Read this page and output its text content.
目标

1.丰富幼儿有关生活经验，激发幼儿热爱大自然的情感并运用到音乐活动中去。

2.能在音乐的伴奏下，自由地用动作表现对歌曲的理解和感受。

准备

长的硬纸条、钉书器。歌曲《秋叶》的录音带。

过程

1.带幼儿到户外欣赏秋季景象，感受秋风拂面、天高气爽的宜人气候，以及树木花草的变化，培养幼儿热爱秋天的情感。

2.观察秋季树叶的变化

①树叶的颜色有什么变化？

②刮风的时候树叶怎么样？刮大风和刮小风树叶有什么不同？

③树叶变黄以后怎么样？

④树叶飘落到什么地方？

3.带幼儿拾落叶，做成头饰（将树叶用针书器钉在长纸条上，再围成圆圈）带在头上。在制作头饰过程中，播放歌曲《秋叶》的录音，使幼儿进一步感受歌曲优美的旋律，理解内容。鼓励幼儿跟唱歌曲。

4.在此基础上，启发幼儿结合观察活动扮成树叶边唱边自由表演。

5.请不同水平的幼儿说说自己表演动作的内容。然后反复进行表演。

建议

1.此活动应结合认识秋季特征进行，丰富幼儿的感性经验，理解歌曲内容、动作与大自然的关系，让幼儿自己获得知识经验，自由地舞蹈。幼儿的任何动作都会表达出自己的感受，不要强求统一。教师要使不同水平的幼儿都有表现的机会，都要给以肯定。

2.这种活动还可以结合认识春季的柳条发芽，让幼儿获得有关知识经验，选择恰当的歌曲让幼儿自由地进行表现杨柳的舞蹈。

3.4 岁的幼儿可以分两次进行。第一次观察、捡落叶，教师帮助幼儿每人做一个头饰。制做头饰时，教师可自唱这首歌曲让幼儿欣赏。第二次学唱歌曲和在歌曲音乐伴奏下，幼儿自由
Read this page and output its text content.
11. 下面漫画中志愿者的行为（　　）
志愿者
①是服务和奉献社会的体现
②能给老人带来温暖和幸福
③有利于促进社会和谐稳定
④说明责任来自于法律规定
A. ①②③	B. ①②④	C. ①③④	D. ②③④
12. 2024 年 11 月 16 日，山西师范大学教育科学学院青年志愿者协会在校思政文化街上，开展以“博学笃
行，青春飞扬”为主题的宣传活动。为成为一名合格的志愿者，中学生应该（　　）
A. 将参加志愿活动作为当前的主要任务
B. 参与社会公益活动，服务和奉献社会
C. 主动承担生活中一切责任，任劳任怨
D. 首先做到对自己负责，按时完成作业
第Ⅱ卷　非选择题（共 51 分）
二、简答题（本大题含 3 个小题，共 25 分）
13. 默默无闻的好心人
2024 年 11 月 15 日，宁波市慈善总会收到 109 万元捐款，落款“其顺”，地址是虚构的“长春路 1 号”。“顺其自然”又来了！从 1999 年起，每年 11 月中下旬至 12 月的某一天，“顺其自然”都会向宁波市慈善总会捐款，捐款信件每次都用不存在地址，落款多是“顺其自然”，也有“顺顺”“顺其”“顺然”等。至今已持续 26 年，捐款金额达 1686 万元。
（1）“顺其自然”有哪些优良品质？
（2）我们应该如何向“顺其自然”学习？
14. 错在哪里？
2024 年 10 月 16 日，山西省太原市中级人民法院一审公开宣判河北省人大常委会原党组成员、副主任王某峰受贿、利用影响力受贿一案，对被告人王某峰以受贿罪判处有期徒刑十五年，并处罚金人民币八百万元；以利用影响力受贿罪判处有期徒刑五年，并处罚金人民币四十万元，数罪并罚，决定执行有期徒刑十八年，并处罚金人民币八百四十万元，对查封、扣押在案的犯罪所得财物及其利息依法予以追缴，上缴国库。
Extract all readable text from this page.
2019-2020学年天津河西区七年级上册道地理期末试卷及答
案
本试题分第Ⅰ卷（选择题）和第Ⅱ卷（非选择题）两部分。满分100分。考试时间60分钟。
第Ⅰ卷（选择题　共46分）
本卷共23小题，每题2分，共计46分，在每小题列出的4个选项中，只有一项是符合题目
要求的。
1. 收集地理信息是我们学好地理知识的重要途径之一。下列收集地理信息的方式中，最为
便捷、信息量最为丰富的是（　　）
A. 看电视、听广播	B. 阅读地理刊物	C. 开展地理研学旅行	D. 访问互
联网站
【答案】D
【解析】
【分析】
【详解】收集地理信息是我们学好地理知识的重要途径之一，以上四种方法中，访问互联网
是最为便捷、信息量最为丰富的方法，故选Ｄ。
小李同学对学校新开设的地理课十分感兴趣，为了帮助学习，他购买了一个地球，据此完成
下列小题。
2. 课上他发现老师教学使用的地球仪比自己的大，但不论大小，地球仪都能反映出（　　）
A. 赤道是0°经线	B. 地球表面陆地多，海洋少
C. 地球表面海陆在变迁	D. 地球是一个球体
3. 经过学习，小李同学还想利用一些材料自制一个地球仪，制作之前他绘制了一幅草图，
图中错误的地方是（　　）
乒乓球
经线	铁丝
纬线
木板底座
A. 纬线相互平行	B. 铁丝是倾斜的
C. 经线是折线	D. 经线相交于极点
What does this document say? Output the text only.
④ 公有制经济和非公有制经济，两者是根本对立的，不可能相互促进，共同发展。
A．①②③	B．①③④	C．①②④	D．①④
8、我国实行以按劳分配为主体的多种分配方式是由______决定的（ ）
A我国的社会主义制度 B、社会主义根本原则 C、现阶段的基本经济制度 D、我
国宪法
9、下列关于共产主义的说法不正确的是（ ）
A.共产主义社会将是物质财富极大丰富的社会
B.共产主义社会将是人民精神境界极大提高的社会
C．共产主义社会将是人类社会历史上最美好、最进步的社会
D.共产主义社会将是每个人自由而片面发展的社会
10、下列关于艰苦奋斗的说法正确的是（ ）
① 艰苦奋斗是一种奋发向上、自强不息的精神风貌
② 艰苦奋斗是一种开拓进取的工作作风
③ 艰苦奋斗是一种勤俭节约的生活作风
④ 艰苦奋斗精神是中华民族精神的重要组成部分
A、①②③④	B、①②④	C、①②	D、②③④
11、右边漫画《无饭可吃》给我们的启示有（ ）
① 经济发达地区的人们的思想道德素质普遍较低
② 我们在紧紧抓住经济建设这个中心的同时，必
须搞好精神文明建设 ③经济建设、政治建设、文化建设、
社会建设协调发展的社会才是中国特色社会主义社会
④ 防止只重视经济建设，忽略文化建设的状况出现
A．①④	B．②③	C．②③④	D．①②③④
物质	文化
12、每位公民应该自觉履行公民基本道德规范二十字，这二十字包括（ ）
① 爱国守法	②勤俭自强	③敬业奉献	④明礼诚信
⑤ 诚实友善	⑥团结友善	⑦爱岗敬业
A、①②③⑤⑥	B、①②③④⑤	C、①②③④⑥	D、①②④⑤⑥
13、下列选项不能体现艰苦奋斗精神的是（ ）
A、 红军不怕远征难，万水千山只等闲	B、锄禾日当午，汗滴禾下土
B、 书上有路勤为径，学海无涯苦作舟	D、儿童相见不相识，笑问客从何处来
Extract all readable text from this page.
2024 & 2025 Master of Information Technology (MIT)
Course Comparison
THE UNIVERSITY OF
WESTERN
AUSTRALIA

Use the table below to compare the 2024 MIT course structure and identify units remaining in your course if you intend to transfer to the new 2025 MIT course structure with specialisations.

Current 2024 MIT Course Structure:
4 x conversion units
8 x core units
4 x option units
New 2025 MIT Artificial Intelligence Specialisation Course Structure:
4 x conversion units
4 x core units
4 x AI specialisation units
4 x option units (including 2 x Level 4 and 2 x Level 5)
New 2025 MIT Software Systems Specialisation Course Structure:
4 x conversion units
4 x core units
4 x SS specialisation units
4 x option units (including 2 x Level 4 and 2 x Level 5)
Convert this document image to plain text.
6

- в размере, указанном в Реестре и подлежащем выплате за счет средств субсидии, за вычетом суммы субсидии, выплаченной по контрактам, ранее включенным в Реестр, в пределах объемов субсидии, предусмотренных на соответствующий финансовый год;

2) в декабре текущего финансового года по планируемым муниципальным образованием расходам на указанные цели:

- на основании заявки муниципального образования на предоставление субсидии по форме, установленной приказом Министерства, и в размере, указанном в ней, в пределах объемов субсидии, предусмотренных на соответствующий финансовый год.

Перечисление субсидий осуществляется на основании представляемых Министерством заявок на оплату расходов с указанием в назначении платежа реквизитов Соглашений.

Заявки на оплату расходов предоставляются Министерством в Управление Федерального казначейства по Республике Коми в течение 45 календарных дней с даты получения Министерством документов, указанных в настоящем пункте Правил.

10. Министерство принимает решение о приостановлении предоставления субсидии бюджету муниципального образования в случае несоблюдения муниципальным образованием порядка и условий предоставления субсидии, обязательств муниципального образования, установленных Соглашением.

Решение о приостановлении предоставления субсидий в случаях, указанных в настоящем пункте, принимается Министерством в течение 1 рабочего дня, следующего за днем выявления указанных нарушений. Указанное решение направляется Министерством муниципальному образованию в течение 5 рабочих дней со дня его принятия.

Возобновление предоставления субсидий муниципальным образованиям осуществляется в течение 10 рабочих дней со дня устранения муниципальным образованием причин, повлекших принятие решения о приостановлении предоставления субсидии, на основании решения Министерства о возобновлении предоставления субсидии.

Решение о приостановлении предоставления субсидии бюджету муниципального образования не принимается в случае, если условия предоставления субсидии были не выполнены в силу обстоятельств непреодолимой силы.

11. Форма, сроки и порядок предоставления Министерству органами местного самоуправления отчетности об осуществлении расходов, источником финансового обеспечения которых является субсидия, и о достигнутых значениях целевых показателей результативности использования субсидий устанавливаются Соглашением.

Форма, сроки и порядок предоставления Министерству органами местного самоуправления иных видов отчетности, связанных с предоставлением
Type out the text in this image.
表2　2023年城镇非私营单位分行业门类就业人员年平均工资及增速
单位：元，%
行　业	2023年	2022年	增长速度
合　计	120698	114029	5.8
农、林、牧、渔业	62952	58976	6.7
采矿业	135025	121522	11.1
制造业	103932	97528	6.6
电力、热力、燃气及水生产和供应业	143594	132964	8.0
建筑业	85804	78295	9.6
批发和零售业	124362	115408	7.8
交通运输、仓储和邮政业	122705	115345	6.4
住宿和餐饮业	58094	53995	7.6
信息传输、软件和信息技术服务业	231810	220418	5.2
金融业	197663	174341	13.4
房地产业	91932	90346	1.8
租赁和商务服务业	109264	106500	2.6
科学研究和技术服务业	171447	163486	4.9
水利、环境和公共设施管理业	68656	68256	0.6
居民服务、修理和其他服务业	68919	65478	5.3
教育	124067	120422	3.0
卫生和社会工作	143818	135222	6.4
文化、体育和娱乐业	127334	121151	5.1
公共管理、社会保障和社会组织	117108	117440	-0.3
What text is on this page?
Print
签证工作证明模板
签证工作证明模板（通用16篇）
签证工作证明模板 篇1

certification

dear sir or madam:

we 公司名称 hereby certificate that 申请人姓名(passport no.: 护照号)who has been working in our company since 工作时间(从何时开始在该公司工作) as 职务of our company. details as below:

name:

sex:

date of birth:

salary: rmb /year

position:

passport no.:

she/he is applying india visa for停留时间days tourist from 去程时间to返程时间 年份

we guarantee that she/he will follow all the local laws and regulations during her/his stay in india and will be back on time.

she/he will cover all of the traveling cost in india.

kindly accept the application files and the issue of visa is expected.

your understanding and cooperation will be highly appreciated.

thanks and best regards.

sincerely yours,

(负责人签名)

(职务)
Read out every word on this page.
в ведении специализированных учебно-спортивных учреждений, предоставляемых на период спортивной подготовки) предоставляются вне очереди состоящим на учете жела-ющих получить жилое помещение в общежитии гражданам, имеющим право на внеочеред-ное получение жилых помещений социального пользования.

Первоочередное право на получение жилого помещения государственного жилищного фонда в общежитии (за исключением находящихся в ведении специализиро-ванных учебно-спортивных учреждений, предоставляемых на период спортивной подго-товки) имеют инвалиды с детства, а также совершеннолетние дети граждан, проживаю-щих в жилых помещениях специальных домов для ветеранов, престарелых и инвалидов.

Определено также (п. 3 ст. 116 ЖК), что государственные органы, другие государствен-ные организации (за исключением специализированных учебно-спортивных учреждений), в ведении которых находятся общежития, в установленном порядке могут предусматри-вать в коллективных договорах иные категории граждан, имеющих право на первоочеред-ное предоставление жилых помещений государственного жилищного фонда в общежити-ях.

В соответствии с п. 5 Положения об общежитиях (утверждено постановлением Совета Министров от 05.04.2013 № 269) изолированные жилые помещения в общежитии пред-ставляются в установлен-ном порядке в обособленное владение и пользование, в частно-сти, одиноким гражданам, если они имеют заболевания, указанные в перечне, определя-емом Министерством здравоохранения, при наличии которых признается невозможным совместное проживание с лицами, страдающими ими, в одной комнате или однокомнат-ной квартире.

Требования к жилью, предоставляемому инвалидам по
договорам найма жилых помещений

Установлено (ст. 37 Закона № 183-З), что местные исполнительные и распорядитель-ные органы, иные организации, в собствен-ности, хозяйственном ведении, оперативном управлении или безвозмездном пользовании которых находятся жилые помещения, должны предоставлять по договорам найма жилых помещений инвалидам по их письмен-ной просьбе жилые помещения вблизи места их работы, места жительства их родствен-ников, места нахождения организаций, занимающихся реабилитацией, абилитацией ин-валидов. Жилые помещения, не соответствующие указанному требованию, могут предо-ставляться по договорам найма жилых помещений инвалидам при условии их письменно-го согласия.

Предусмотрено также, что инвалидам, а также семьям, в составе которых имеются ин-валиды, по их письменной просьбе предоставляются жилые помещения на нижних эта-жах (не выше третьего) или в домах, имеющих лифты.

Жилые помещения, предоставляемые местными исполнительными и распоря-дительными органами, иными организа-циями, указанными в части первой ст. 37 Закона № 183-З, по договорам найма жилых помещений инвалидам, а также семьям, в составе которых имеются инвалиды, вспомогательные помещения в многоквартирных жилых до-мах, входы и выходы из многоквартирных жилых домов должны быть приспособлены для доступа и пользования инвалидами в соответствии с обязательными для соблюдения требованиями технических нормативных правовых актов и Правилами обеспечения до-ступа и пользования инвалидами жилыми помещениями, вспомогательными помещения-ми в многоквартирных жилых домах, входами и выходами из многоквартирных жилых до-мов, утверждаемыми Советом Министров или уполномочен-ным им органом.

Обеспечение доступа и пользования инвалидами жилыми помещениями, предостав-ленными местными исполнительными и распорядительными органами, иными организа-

**What you should do**
Copy down every line of the entries containing the word "收集地理信息是我们学好地理知识的重要途径之一".

**Finished task**
1. 收集地理信息是我们学好地理知识的重要途径之一。下列收集地理信息的方式中，最为
【详解】收集地理信息是我们学好地理知识的重要途径之一，以上四种方法中，访问互联网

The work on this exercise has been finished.